-- STATED EXERCISE --
Recast the listing below as a JSON list of strings with one string per line and no blank lines. Start at the line containing "add-button[interactable]: Добавить... (442, 113, 582, 140)" and go through the line containing "cell-driver: Microsoft Excel", including both of those lines and nothing outside them.

-- Spatial annotation records --
· · ·

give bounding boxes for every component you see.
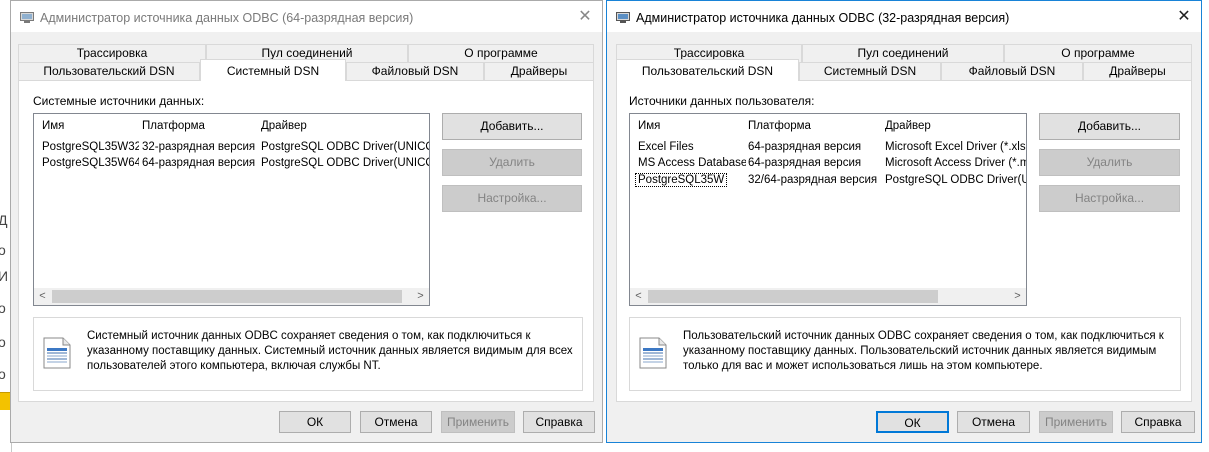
add-button[interactable]: Добавить... (442, 113, 582, 140)
horizontal-scrollbar[interactable]: < > (34, 288, 429, 305)
cell-driver: Microsoft Excel Driver (*.xls, *.xlsx, *… (885, 141, 1027, 153)
info-box: Системный источник данных ODBC сохраняет… (33, 317, 583, 391)
cancel-button[interactable]: Отмена (957, 411, 1030, 433)
tab-file-dsn[interactable]: Файловый DSN (346, 62, 484, 80)
tab-about[interactable]: О программе (408, 44, 594, 62)
column-header-driver[interactable]: Драйвер (885, 120, 931, 132)
remove-button[interactable]: Удалить (442, 149, 582, 176)
background-app-glyph: Д (0, 212, 8, 228)
tab-user-dsn[interactable]: Пользовательский DSN (18, 62, 200, 80)
background-app-glyph: о (0, 334, 6, 350)
cell-platform: 64-разрядная версия (142, 157, 256, 169)
close-icon[interactable]: ✕ (568, 1, 602, 32)
background-app-glyph: о (0, 300, 6, 316)
data-source-document-icon (43, 337, 71, 369)
column-header-driver[interactable]: Драйвер (261, 120, 307, 132)
ok-button[interactable]: ОК (876, 411, 949, 433)
background-app-glyph: о (0, 366, 6, 382)
info-text: Пользовательский источник данных ODBC со… (683, 330, 1164, 372)
tab-panel: Системные источники данных: Имя Платформ… (18, 80, 594, 402)
data-source-document-icon (639, 337, 667, 369)
list-item[interactable]: PostgreSQL35W64 64-разрядная версия Post… (34, 157, 429, 173)
data-source-list[interactable]: Имя Платформа Драйвер Excel Files 64-раз… (629, 113, 1027, 306)
apply-button[interactable]: Применить (1039, 411, 1113, 433)
cell-driver: PostgreSQL ODBC Driver(UNICODE) (261, 157, 429, 169)
tab-drivers[interactable]: Драйверы (484, 62, 594, 80)
tab-drivers[interactable]: Драйверы (1083, 62, 1192, 80)
data-source-list[interactable]: Имя Платформа Драйвер PostgreSQL35W32 32… (33, 113, 430, 306)
close-icon[interactable]: ✕ (1167, 1, 1201, 32)
tab-row-lower: Пользовательский DSN Системный DSN Файло… (18, 59, 594, 81)
cell-platform: 32-разрядная версия (142, 141, 256, 153)
list-header: Имя Платформа Драйвер (630, 120, 1026, 136)
column-header-platform[interactable]: Платформа (748, 120, 811, 132)
tab-panel: Источники данных пользователя: Имя Платф… (616, 80, 1192, 402)
info-box: Пользовательский источник данных ODBC со… (629, 317, 1181, 391)
scroll-left-icon[interactable]: < (630, 288, 647, 305)
list-label: Системные источники данных: (33, 94, 205, 108)
scrollbar-thumb[interactable] (52, 290, 402, 303)
apply-button[interactable]: Применить (441, 411, 515, 433)
ok-button[interactable]: ОК (279, 411, 351, 433)
odbc-app-icon (20, 12, 34, 23)
scroll-right-icon[interactable]: > (1009, 288, 1026, 305)
title-bar[interactable]: Администратор источника данных ODBC (64-… (11, 1, 602, 32)
window-title: Администратор источника данных ODBC (32-… (636, 11, 1010, 25)
list-header: Имя Платформа Драйвер (34, 120, 429, 136)
tab-user-dsn[interactable]: Пользовательский DSN (616, 59, 799, 81)
column-header-name[interactable]: Имя (638, 120, 660, 132)
odbc-admin-64-window: Администратор источника данных ODBC (64-… (10, 0, 603, 443)
configure-button[interactable]: Настройка... (1039, 185, 1180, 212)
title-bar[interactable]: Администратор источника данных ODBC (32-… (607, 1, 1201, 32)
list-item[interactable]: PostgreSQL35W32 32-разрядная версия Post… (34, 141, 429, 157)
scrollbar-thumb[interactable] (648, 290, 938, 303)
tab-system-dsn[interactable]: Системный DSN (799, 62, 941, 80)
cell-name: PostgreSQL35W (634, 173, 728, 187)
tab-about[interactable]: О программе (1004, 44, 1192, 62)
tab-connection-pooling[interactable]: Пул соединений (802, 44, 1004, 62)
cell-name: MS Access Database (638, 157, 746, 169)
help-button[interactable]: Справка (1121, 411, 1195, 433)
remove-button[interactable]: Удалить (1039, 149, 1180, 176)
scroll-left-icon[interactable]: < (34, 288, 51, 305)
list-item[interactable]: MS Access Database 64-разрядная версия M… (630, 157, 1026, 173)
add-button[interactable]: Добавить... (1039, 113, 1180, 140)
odbc-admin-32-window: Администратор источника данных ODBC (32-… (606, 0, 1202, 443)
column-header-platform[interactable]: Платформа (142, 120, 205, 132)
list-item-focused[interactable]: PostgreSQL35W 32/64-разрядная версия Pos… (630, 173, 1026, 190)
tab-row-lower: Пользовательский DSN Системный DSN Файло… (616, 59, 1192, 81)
column-header-name[interactable]: Имя (42, 120, 64, 132)
tab-file-dsn[interactable]: Файловый DSN (941, 62, 1083, 80)
cell-name: PostgreSQL35W64 (42, 157, 139, 169)
cell-name: Excel Files (638, 141, 694, 153)
background-app-glyph: о (0, 242, 6, 258)
cell-driver: PostgreSQL ODBC Driver(UNICODE) (885, 174, 1026, 186)
cancel-button[interactable]: Отмена (360, 411, 432, 433)
list-item[interactable]: Excel Files 64-разрядная версия Microsof… (630, 141, 1027, 157)
odbc-app-icon (616, 12, 630, 23)
cell-platform: 64-разрядная версия (748, 157, 862, 169)
list-label: Источники данных пользователя: (629, 94, 815, 108)
scroll-right-icon[interactable]: > (412, 288, 429, 305)
cell-driver: PostgreSQL ODBC Driver(UNICODE) (261, 141, 429, 153)
tab-tracing[interactable]: Трассировка (18, 44, 206, 62)
cell-name: PostgreSQL35W32 (42, 141, 139, 153)
background-app-glyph: И (0, 268, 9, 284)
info-text: Системный источник данных ODBC сохраняет… (87, 330, 573, 372)
cell-platform: 64-разрядная версия (748, 141, 862, 153)
help-button[interactable]: Справка (523, 411, 595, 433)
configure-button[interactable]: Настройка... (442, 185, 582, 212)
tab-system-dsn[interactable]: Системный DSN (200, 59, 346, 81)
window-title: Администратор источника данных ODBC (64-… (40, 11, 414, 25)
horizontal-scrollbar[interactable]: < > (630, 288, 1026, 305)
cell-platform: 32/64-разрядная версия (748, 174, 878, 186)
cell-driver: Microsoft Access Driver (*.mdb, *.accdb) (885, 157, 1026, 169)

· · ·

-- PROBLEM SOLUTION --
[
  "add-button[interactable]: Добавить... (442, 113, 582, 140)",
  "horizontal-scrollbar[interactable]: < > (34, 288, 429, 305)",
  "cell-driver: Microsoft Excel Driver (*.xls, *.xlsx, *… (885, 141, 1027, 153)"
]